# Stated task
Output the material below in its entirety, exactly as given.

Excerpts from a figure dataset:
** BEGIN **

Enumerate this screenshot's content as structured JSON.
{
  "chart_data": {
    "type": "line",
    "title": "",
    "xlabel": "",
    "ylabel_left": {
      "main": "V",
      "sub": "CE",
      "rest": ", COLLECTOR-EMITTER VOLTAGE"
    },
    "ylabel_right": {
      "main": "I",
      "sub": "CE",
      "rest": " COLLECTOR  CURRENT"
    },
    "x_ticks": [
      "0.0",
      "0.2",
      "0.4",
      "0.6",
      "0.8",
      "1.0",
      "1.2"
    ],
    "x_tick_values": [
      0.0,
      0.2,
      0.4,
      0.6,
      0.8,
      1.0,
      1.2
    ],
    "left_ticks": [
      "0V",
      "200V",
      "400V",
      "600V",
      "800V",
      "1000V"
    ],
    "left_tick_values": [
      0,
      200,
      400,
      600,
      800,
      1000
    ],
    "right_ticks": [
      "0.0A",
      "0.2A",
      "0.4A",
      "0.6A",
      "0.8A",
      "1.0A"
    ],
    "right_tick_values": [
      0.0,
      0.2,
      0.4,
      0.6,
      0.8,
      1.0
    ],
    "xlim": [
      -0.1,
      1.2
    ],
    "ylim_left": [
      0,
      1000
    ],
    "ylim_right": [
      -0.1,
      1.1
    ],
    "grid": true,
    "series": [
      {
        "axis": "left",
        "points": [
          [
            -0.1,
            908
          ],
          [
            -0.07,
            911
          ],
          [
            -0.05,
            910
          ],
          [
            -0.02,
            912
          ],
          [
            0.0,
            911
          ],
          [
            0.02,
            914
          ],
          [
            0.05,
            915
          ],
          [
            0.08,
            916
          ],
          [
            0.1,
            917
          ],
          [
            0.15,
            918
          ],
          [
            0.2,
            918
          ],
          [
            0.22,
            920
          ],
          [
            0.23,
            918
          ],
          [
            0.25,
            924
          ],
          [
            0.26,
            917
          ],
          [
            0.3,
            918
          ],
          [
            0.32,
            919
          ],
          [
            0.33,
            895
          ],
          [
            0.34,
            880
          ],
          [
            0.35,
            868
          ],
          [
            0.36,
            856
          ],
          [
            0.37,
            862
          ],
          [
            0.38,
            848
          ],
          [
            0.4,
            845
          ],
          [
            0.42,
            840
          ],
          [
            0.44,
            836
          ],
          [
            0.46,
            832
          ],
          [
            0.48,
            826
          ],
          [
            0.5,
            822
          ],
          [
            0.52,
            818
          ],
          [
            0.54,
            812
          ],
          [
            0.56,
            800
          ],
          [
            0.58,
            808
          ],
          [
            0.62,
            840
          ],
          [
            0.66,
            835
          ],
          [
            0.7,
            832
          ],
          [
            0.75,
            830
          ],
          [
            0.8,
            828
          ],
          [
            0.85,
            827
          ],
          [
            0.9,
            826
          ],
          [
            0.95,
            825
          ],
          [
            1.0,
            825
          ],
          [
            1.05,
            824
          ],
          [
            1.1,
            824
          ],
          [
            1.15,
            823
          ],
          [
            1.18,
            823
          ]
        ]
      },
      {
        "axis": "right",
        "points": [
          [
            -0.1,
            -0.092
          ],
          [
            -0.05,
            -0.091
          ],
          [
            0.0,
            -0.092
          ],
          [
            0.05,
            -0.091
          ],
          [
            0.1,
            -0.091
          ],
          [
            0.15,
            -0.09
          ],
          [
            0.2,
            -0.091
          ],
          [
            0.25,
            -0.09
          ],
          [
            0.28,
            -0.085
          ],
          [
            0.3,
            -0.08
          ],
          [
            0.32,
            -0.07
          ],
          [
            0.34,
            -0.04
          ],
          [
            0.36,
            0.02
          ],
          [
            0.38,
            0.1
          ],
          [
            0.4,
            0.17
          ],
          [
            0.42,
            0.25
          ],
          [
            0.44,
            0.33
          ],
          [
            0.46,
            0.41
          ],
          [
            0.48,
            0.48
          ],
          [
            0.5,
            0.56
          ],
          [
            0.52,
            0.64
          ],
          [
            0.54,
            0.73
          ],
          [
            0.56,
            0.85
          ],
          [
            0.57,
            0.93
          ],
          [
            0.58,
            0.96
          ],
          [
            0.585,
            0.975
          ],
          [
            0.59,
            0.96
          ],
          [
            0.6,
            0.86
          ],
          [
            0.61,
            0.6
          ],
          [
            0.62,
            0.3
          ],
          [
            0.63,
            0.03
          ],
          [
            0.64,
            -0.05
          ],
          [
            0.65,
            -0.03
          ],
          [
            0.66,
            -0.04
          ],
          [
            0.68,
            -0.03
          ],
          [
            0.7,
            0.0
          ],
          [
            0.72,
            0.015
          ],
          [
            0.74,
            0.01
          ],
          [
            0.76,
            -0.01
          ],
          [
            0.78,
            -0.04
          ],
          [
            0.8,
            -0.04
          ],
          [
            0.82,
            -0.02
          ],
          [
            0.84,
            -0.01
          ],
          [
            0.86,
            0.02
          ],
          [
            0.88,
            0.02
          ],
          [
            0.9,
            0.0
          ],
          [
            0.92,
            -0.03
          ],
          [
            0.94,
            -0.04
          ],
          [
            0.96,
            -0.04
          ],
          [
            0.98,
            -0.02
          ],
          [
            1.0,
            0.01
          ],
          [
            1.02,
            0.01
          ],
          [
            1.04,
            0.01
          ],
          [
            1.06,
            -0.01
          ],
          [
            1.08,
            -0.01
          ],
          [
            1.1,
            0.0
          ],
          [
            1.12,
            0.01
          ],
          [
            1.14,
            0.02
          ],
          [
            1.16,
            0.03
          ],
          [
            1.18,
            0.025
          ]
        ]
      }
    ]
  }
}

** END **

# Full response
Enumerate this screenshot's content as structured JSON.
{
  "chart_data": {
    "type": "line",
    "title": "",
    "xlabel": "",
    "ylabel_left": {
      "main": "V",
      "sub": "CE",
      "rest": ", COLLECTOR-EMITTER VOLTAGE"
    },
    "ylabel_right": {
      "main": "I",
      "sub": "CE",
      "rest": " COLLECTOR  CURRENT"
    },
    "x_ticks": [
      "0.0",
      "0.2",
      "0.4",
      "0.6",
      "0.8",
      "1.0",
      "1.2"
    ],
    "x_tick_values": [
      0.0,
      0.2,
      0.4,
      0.6,
      0.8,
      1.0,
      1.2
    ],
    "left_ticks": [
      "0V",
      "200V",
      "400V",
      "600V",
      "800V",
      "1000V"
    ],
    "left_tick_values": [
      0,
      200,
      400,
      600,
      800,
      1000
    ],
    "right_ticks": [
      "0.0A",
      "0.2A",
      "0.4A",
      "0.6A",
      "0.8A",
      "1.0A"
    ],
    "right_tick_values": [
      0.0,
      0.2,
      0.4,
      0.6,
      0.8,
      1.0
    ],
    "xlim": [
      -0.1,
      1.2
    ],
    "ylim_left": [
      0,
      1000
    ],
    "ylim_right": [
      -0.1,
      1.1
    ],
    "grid": true,
    "series": [
      {
        "axis": "left",
        "points": [
          [
            -0.1,
            908
          ],
          [
            -0.07,
            911
          ],
          [
            -0.05,
            910
          ],
          [
            -0.02,
            912
          ],
          [
            0.0,
            911
          ],
          [
            0.02,
            914
          ],
          [
            0.05,
            915
          ],
          [
            0.08,
            916
          ],
          [
            0.1,
            917
          ],
          [
            0.15,
            918
          ],
          [
            0.2,
            918
          ],
          [
            0.22,
            920
          ],
          [
            0.23,
            918
          ],
          [
            0.25,
            924
          ],
          [
            0.26,
            917
          ],
          [
            0.3,
            918
          ],
          [
            0.32,
            919
          ],
          [
            0.33,
            895
          ],
          [
            0.34,
            880
          ],
          [
            0.35,
            868
          ],
          [
            0.36,
            856
          ],
          [
            0.37,
            862
          ],
          [
            0.38,
            848
          ],
          [
            0.4,
            845
          ],
          [
            0.42,
            840
          ],
          [
            0.44,
            836
          ],
          [
            0.46,
            832
          ],
          [
            0.48,
            826
          ],
          [
            0.5,
            822
          ],
          [
            0.52,
            818
          ],
          [
            0.54,
            812
          ],
          [
            0.56,
            800
          ],
          [
            0.58,
            808
          ],
          [
            0.62,
            840
          ],
          [
            0.66,
            835
          ],
          [
            0.7,
            832
          ],
          [
            0.75,
            830
          ],
          [
            0.8,
            828
          ],
          [
            0.85,
            827
          ],
          [
            0.9,
            826
          ],
          [
            0.95,
            825
          ],
          [
            1.0,
            825
          ],
          [
            1.05,
            824
          ],
          [
            1.1,
            824
          ],
          [
            1.15,
            823
          ],
          [
            1.18,
            823
          ]
        ]
      },
      {
        "axis": "right",
        "points": [
          [
            -0.1,
            -0.092
          ],
          [
            -0.05,
            -0.091
          ],
          [
            0.0,
            -0.092
          ],
          [
            0.05,
            -0.091
          ],
          [
            0.1,
            -0.091
          ],
          [
            0.15,
            -0.09
          ],
          [
            0.2,
            -0.091
          ],
          [
            0.25,
            -0.09
          ],
          [
            0.28,
            -0.085
          ],
          [
            0.3,
            -0.08
          ],
          [
            0.32,
            -0.07
          ],
          [
            0.34,
            -0.04
          ],
          [
            0.36,
            0.02
          ],
          [
            0.38,
            0.1
          ],
          [
            0.4,
            0.17
          ],
          [
            0.42,
            0.25
          ],
          [
            0.44,
            0.33
          ],
          [
            0.46,
            0.41
          ],
          [
            0.48,
            0.48
          ],
          [
            0.5,
            0.56
          ],
          [
            0.52,
            0.64
          ],
          [
            0.54,
            0.73
          ],
          [
            0.56,
            0.85
          ],
          [
            0.57,
            0.93
          ],
          [
            0.58,
            0.96
          ],
          [
            0.585,
            0.975
          ],
          [
            0.59,
            0.96
          ],
          [
            0.6,
            0.86
          ],
          [
            0.61,
            0.6
          ],
          [
            0.62,
            0.3
          ],
          [
            0.63,
            0.03
          ],
          [
            0.64,
            -0.05
          ],
          [
            0.65,
            -0.03
          ],
          [
            0.66,
            -0.04
          ],
          [
            0.68,
            -0.03
          ],
          [
            0.7,
            0.0
          ],
          [
            0.72,
            0.015
          ],
          [
            0.74,
            0.01
          ],
          [
            0.76,
            -0.01
          ],
          [
            0.78,
            -0.04
          ],
          [
            0.8,
            -0.04
          ],
          [
            0.82,
            -0.02
          ],
          [
            0.84,
            -0.01
          ],
          [
            0.86,
            0.02
          ],
          [
            0.88,
            0.02
          ],
          [
            0.9,
            0.0
          ],
          [
            0.92,
            -0.03
          ],
          [
            0.94,
            -0.04
          ],
          [
            0.96,
            -0.04
          ],
          [
            0.98,
            -0.02
          ],
          [
            1.0,
            0.01
          ],
          [
            1.02,
            0.01
          ],
          [
            1.04,
            0.01
          ],
          [
            1.06,
            -0.01
          ],
          [
            1.08,
            -0.01
          ],
          [
            1.1,
            0.0
          ],
          [
            1.12,
            0.01
          ],
          [
            1.14,
            0.02
          ],
          [
            1.16,
            0.03
          ],
          [
            1.18,
            0.025
          ]
        ]
      }
    ]
  }
}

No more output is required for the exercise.